■ Material provided
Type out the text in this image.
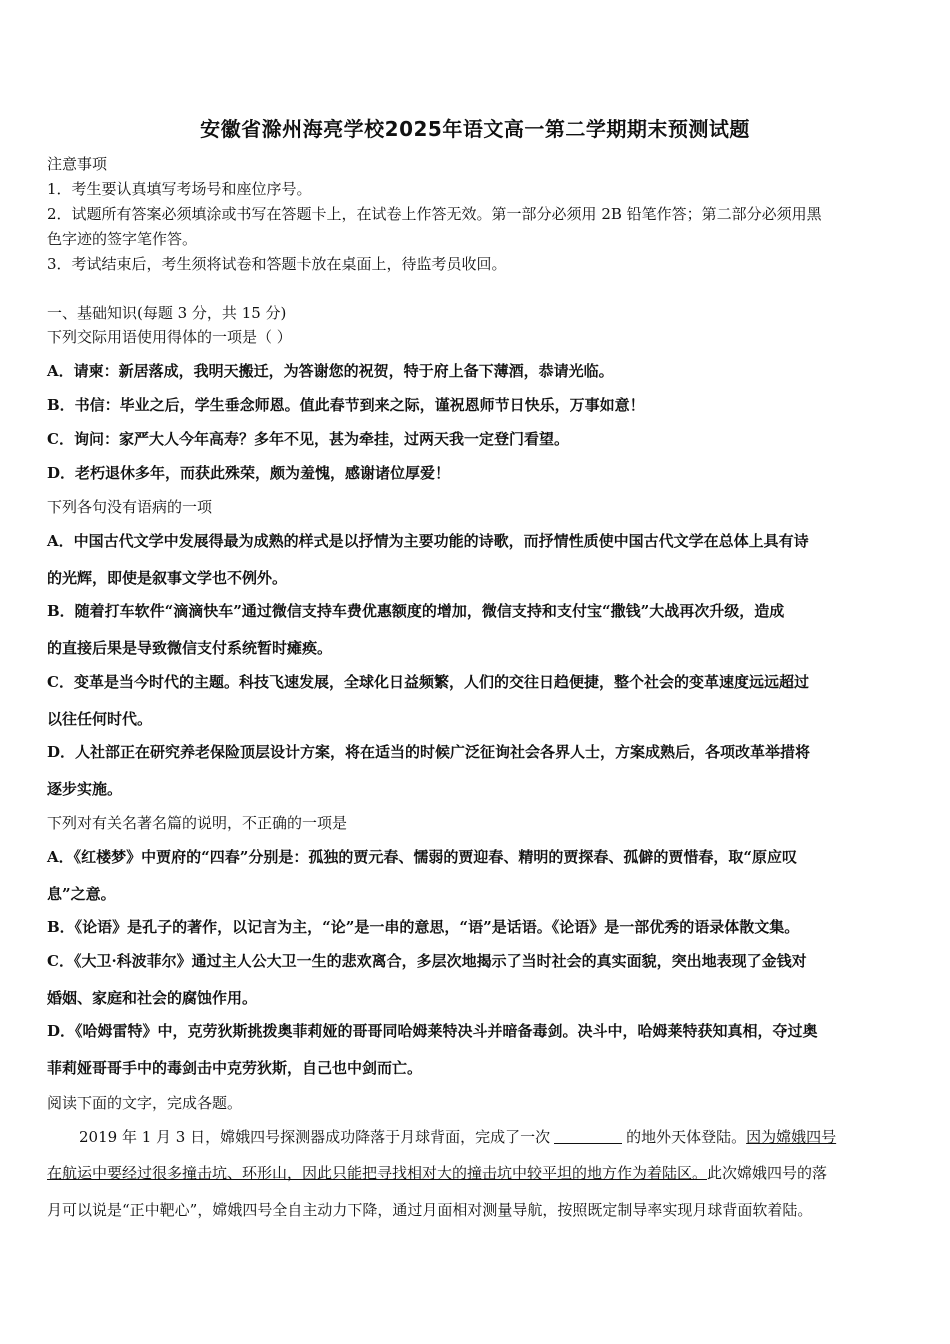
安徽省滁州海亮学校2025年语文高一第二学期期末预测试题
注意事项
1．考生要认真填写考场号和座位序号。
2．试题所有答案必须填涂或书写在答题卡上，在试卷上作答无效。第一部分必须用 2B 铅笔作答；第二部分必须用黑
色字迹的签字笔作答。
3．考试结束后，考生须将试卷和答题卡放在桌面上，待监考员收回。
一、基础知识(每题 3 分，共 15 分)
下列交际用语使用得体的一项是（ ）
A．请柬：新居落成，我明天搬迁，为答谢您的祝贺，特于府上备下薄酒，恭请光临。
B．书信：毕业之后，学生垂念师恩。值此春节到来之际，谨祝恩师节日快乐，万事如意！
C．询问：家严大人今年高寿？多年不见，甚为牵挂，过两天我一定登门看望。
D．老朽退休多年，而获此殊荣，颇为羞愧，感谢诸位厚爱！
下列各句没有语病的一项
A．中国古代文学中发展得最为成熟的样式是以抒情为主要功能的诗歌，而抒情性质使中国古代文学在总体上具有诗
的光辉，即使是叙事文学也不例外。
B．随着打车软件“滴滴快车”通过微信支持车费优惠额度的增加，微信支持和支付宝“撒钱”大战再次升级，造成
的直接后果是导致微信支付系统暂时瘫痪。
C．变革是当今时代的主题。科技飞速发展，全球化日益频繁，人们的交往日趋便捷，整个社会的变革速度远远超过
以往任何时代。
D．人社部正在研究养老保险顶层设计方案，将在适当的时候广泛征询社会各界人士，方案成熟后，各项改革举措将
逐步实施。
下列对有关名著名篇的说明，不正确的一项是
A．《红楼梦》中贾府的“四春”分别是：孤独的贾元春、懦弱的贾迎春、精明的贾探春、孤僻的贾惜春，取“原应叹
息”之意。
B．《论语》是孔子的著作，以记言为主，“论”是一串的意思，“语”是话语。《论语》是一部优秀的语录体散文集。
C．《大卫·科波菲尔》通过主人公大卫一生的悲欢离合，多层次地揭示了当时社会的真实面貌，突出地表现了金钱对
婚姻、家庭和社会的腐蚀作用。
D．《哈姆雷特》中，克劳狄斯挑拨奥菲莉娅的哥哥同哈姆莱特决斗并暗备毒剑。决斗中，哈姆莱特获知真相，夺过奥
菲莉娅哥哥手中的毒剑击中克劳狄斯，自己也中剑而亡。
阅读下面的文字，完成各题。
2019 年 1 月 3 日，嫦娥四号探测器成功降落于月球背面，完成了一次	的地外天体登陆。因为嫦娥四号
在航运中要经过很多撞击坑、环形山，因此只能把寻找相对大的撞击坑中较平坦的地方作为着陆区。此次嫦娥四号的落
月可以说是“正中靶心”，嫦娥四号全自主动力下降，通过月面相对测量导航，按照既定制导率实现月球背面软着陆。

■ What the exercise asks
Write out the full set of lines verbatim, without the pictures.

■ Task answer
Type out the text in this image.
安徽省滁州海亮学校2025年语文高一第二学期期末预测试题
注意事项
1．考生要认真填写考场号和座位序号。
2．试题所有答案必须填涂或书写在答题卡上，在试卷上作答无效。第一部分必须用 2B 铅笔作答；第二部分必须用黑
色字迹的签字笔作答。
3．考试结束后，考生须将试卷和答题卡放在桌面上，待监考员收回。
一、基础知识(每题 3 分，共 15 分)
下列交际用语使用得体的一项是（ ）
A．请柬：新居落成，我明天搬迁，为答谢您的祝贺，特于府上备下薄酒，恭请光临。
B．书信：毕业之后，学生垂念师恩。值此春节到来之际，谨祝恩师节日快乐，万事如意！
C．询问：家严大人今年高寿？多年不见，甚为牵挂，过两天我一定登门看望。
D．老朽退休多年，而获此殊荣，颇为羞愧，感谢诸位厚爱！
下列各句没有语病的一项
A．中国古代文学中发展得最为成熟的样式是以抒情为主要功能的诗歌，而抒情性质使中国古代文学在总体上具有诗
的光辉，即使是叙事文学也不例外。
B．随着打车软件“滴滴快车”通过微信支持车费优惠额度的增加，微信支持和支付宝“撒钱”大战再次升级，造成
的直接后果是导致微信支付系统暂时瘫痪。
C．变革是当今时代的主题。科技飞速发展，全球化日益频繁，人们的交往日趋便捷，整个社会的变革速度远远超过
以往任何时代。
D．人社部正在研究养老保险顶层设计方案，将在适当的时候广泛征询社会各界人士，方案成熟后，各项改革举措将
逐步实施。
下列对有关名著名篇的说明，不正确的一项是
A．《红楼梦》中贾府的“四春”分别是：孤独的贾元春、懦弱的贾迎春、精明的贾探春、孤僻的贾惜春，取“原应叹
息”之意。
B．《论语》是孔子的著作，以记言为主，“论”是一串的意思，“语”是话语。《论语》是一部优秀的语录体散文集。
C．《大卫·科波菲尔》通过主人公大卫一生的悲欢离合，多层次地揭示了当时社会的真实面貌，突出地表现了金钱对
婚姻、家庭和社会的腐蚀作用。
D．《哈姆雷特》中，克劳狄斯挑拨奥菲莉娅的哥哥同哈姆莱特决斗并暗备毒剑。决斗中，哈姆莱特获知真相，夺过奥
菲莉娅哥哥手中的毒剑击中克劳狄斯，自己也中剑而亡。
阅读下面的文字，完成各题。
2019 年 1 月 3 日，嫦娥四号探测器成功降落于月球背面，完成了一次	的地外天体登陆。因为嫦娥四号
在航运中要经过很多撞击坑、环形山，因此只能把寻找相对大的撞击坑中较平坦的地方作为着陆区。此次嫦娥四号的落
月可以说是“正中靶心”，嫦娥四号全自主动力下降，通过月面相对测量导航，按照既定制导率实现月球背面软着陆。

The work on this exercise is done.